>> start THE INPUT

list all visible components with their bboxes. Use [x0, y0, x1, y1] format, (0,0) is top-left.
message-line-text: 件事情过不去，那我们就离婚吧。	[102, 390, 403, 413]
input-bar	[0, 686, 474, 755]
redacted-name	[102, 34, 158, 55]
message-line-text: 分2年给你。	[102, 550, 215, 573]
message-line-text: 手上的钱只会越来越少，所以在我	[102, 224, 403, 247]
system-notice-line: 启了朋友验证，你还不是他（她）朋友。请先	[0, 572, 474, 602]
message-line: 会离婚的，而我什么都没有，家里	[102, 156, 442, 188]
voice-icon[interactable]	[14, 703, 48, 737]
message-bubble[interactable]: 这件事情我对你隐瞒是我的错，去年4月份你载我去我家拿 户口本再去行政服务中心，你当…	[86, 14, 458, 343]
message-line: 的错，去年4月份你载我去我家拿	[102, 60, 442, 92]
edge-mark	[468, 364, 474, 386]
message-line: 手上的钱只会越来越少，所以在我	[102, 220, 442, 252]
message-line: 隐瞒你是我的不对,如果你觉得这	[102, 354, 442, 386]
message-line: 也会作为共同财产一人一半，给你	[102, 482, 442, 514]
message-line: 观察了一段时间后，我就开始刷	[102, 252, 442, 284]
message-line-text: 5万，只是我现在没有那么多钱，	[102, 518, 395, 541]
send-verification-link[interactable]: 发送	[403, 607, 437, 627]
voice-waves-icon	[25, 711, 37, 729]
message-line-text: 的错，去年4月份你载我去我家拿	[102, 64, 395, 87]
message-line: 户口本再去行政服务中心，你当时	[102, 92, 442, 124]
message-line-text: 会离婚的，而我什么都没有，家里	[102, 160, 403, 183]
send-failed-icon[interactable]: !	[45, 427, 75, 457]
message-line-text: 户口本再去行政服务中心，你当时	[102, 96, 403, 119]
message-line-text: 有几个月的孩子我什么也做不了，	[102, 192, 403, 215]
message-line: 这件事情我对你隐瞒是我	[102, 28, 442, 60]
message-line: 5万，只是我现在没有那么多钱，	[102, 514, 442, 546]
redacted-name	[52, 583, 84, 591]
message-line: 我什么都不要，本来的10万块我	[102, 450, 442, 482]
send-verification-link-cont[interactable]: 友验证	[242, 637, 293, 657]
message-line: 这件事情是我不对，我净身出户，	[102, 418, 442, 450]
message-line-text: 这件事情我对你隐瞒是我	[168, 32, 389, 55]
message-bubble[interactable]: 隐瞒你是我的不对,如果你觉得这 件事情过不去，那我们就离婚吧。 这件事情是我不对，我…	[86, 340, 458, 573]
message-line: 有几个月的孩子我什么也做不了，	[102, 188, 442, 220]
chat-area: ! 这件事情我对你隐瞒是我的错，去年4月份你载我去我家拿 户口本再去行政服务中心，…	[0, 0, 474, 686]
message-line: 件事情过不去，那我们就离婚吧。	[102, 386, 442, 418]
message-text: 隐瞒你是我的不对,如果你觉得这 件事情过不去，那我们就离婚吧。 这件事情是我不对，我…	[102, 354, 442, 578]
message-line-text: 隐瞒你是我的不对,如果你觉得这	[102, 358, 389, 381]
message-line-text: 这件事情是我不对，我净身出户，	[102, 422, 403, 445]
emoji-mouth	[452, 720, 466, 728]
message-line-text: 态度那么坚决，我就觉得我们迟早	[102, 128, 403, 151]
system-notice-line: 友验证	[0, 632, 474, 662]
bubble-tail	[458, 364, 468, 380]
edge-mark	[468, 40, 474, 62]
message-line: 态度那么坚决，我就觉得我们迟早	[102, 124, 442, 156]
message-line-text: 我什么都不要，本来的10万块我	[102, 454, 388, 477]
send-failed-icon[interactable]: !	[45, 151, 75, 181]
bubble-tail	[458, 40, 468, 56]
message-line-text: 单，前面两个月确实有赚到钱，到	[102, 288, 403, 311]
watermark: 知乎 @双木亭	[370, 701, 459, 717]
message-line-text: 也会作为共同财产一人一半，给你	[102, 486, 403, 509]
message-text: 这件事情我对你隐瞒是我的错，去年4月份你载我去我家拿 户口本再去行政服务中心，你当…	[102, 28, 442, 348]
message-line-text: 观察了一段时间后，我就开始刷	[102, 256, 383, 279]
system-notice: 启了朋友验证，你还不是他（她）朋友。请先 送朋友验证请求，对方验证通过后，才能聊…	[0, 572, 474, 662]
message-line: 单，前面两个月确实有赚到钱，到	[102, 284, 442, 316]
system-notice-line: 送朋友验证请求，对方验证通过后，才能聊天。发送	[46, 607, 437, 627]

>> end THE INPUT

**WHAT IS BEING ASKED**
In every line of the material above, swap "bubble-tail" for "bubble-pointer" and keep everything else the same.

**COMPLETED EXERCISE**
list all visible components with their bboxes. Use [x0, y0, x1, y1] format, (0,0) is top-left.
message-line-text: 件事情过不去，那我们就离婚吧。	[102, 390, 403, 413]
input-bar	[0, 686, 474, 755]
redacted-name	[102, 34, 158, 55]
message-line-text: 分2年给你。	[102, 550, 215, 573]
message-line-text: 手上的钱只会越来越少，所以在我	[102, 224, 403, 247]
system-notice-line: 启了朋友验证，你还不是他（她）朋友。请先	[0, 572, 474, 602]
message-line: 会离婚的，而我什么都没有，家里	[102, 156, 442, 188]
voice-icon[interactable]	[14, 703, 48, 737]
message-bubble[interactable]: 这件事情我对你隐瞒是我的错，去年4月份你载我去我家拿 户口本再去行政服务中心，你当…	[86, 14, 458, 343]
message-line: 的错，去年4月份你载我去我家拿	[102, 60, 442, 92]
edge-mark	[468, 364, 474, 386]
message-line: 手上的钱只会越来越少，所以在我	[102, 220, 442, 252]
message-line: 隐瞒你是我的不对,如果你觉得这	[102, 354, 442, 386]
message-line: 也会作为共同财产一人一半，给你	[102, 482, 442, 514]
message-line: 观察了一段时间后，我就开始刷	[102, 252, 442, 284]
message-line-text: 5万，只是我现在没有那么多钱，	[102, 518, 395, 541]
send-verification-link[interactable]: 发送	[403, 607, 437, 627]
voice-waves-icon	[25, 711, 37, 729]
message-line-text: 的错，去年4月份你载我去我家拿	[102, 64, 395, 87]
message-line: 户口本再去行政服务中心，你当时	[102, 92, 442, 124]
message-line-text: 会离婚的，而我什么都没有，家里	[102, 160, 403, 183]
send-failed-icon[interactable]: !	[45, 427, 75, 457]
message-line-text: 户口本再去行政服务中心，你当时	[102, 96, 403, 119]
message-line-text: 有几个月的孩子我什么也做不了，	[102, 192, 403, 215]
message-line: 这件事情我对你隐瞒是我	[102, 28, 442, 60]
message-line: 5万，只是我现在没有那么多钱，	[102, 514, 442, 546]
redacted-name	[52, 583, 84, 591]
message-line: 我什么都不要，本来的10万块我	[102, 450, 442, 482]
send-verification-link-cont[interactable]: 友验证	[242, 637, 293, 657]
message-line: 这件事情是我不对，我净身出户，	[102, 418, 442, 450]
message-line-text: 这件事情我对你隐瞒是我	[168, 32, 389, 55]
message-bubble[interactable]: 隐瞒你是我的不对,如果你觉得这 件事情过不去，那我们就离婚吧。 这件事情是我不对，我…	[86, 340, 458, 573]
message-line: 有几个月的孩子我什么也做不了，	[102, 188, 442, 220]
chat-area: ! 这件事情我对你隐瞒是我的错，去年4月份你载我去我家拿 户口本再去行政服务中心，…	[0, 0, 474, 686]
message-line: 件事情过不去，那我们就离婚吧。	[102, 386, 442, 418]
message-text: 隐瞒你是我的不对,如果你觉得这 件事情过不去，那我们就离婚吧。 这件事情是我不对，我…	[102, 354, 442, 578]
message-line-text: 隐瞒你是我的不对,如果你觉得这	[102, 358, 389, 381]
message-line-text: 这件事情是我不对，我净身出户，	[102, 422, 403, 445]
emoji-mouth	[452, 720, 466, 728]
message-line-text: 态度那么坚决，我就觉得我们迟早	[102, 128, 403, 151]
system-notice-line: 友验证	[0, 632, 474, 662]
bubble-pointer	[458, 364, 468, 380]
edge-mark	[468, 40, 474, 62]
message-line: 态度那么坚决，我就觉得我们迟早	[102, 124, 442, 156]
message-line-text: 我什么都不要，本来的10万块我	[102, 454, 388, 477]
send-failed-icon[interactable]: !	[45, 151, 75, 181]
bubble-pointer	[458, 40, 468, 56]
message-line-text: 单，前面两个月确实有赚到钱，到	[102, 288, 403, 311]
watermark: 知乎 @双木亭	[370, 701, 459, 717]
message-line-text: 也会作为共同财产一人一半，给你	[102, 486, 403, 509]
message-text: 这件事情我对你隐瞒是我的错，去年4月份你载我去我家拿 户口本再去行政服务中心，你当…	[102, 28, 442, 348]
message-line-text: 观察了一段时间后，我就开始刷	[102, 256, 383, 279]
system-notice: 启了朋友验证，你还不是他（她）朋友。请先 送朋友验证请求，对方验证通过后，才能聊…	[0, 572, 474, 662]
message-line: 单，前面两个月确实有赚到钱，到	[102, 284, 442, 316]
system-notice-line: 送朋友验证请求，对方验证通过后，才能聊天。发送	[46, 607, 437, 627]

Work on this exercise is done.